_INSTRUCTIONS FOR THE TASK:_ Copy out each line of the material in which the word "title" appears.

[Figure collection entries]

____

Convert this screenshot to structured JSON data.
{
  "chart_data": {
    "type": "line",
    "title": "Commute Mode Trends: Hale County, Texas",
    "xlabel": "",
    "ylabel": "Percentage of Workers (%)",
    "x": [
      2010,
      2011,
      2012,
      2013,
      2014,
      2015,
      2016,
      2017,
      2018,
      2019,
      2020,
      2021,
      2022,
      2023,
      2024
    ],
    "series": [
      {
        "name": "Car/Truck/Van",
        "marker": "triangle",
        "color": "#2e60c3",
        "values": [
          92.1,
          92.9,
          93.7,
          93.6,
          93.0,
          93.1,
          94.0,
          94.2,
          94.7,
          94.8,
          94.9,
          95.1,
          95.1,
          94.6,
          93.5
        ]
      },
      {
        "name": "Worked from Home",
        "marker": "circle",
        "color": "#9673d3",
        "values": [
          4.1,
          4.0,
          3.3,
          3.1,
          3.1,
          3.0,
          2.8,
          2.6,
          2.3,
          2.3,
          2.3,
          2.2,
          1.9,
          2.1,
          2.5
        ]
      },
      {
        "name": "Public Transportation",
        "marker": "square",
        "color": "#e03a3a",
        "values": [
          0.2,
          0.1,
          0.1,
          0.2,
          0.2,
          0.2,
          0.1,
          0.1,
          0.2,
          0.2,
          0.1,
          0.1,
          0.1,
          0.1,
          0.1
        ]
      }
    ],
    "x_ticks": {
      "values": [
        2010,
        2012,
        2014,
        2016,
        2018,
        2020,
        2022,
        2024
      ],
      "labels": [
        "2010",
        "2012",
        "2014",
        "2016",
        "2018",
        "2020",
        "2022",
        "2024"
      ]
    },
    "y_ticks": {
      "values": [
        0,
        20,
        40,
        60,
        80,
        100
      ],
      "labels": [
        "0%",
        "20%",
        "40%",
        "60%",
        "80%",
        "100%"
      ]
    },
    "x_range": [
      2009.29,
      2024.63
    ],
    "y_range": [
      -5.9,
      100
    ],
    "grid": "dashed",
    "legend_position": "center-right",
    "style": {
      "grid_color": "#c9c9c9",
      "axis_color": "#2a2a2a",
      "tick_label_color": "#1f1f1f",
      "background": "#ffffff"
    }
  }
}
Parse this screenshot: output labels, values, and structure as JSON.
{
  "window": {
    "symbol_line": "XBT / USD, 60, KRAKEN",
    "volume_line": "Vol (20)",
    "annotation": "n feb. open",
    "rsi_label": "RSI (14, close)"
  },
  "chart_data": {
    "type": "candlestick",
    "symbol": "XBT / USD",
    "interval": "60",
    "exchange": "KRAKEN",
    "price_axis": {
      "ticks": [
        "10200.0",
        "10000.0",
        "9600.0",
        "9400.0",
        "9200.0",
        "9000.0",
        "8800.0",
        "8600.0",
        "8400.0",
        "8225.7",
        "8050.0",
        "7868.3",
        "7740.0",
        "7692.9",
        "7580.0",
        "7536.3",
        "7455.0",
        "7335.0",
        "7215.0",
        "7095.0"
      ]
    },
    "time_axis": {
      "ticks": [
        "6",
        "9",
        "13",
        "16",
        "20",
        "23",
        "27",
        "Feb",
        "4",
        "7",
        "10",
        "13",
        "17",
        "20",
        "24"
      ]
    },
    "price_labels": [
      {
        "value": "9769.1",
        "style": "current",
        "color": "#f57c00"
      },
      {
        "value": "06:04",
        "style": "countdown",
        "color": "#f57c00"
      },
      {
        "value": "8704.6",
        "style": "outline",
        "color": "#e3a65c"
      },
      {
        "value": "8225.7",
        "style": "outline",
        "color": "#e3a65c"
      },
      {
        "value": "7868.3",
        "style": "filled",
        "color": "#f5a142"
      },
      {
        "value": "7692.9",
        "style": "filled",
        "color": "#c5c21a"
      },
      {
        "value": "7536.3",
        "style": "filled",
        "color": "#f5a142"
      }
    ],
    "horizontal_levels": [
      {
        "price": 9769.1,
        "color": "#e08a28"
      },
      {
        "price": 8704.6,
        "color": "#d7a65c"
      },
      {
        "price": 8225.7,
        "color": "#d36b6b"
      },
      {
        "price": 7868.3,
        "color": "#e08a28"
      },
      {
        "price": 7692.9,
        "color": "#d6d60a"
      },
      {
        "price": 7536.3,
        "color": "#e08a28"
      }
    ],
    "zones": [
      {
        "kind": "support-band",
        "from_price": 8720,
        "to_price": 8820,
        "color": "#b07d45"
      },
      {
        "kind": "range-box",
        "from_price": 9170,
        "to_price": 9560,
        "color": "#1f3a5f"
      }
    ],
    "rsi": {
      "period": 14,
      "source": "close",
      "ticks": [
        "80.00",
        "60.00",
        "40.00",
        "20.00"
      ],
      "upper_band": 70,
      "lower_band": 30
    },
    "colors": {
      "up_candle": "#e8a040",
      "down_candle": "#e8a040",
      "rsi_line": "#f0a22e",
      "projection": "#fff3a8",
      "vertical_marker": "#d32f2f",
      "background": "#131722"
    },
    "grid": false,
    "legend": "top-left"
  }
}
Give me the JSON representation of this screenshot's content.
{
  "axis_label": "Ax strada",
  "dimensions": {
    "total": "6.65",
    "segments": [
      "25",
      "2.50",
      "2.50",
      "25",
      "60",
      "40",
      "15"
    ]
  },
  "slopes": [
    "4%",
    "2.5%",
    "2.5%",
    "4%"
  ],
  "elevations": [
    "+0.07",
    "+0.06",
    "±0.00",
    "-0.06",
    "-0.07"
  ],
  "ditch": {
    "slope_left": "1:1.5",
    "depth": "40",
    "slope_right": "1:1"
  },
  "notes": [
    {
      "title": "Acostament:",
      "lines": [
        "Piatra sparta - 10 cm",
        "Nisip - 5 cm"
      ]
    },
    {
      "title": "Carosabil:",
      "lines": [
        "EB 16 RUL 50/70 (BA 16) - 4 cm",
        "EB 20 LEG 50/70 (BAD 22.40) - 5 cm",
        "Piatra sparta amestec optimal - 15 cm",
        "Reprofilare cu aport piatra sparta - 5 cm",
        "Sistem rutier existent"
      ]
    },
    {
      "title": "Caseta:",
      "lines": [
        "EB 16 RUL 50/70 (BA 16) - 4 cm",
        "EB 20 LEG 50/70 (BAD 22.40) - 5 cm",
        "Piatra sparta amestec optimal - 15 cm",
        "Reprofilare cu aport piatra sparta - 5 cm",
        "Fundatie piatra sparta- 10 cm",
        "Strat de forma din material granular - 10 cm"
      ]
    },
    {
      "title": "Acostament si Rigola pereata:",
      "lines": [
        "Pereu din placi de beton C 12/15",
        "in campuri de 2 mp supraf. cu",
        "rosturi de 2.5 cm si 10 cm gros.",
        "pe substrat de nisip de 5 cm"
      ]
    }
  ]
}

____

_EXERCISE ANSWER:_
    "title": "Commute Mode Trends: Hale County, Texas",
      "title": "Acostament:",
      "title": "Carosabil:",
      "title": "Caseta:",
      "title": "Acostament si Rigola pereata:",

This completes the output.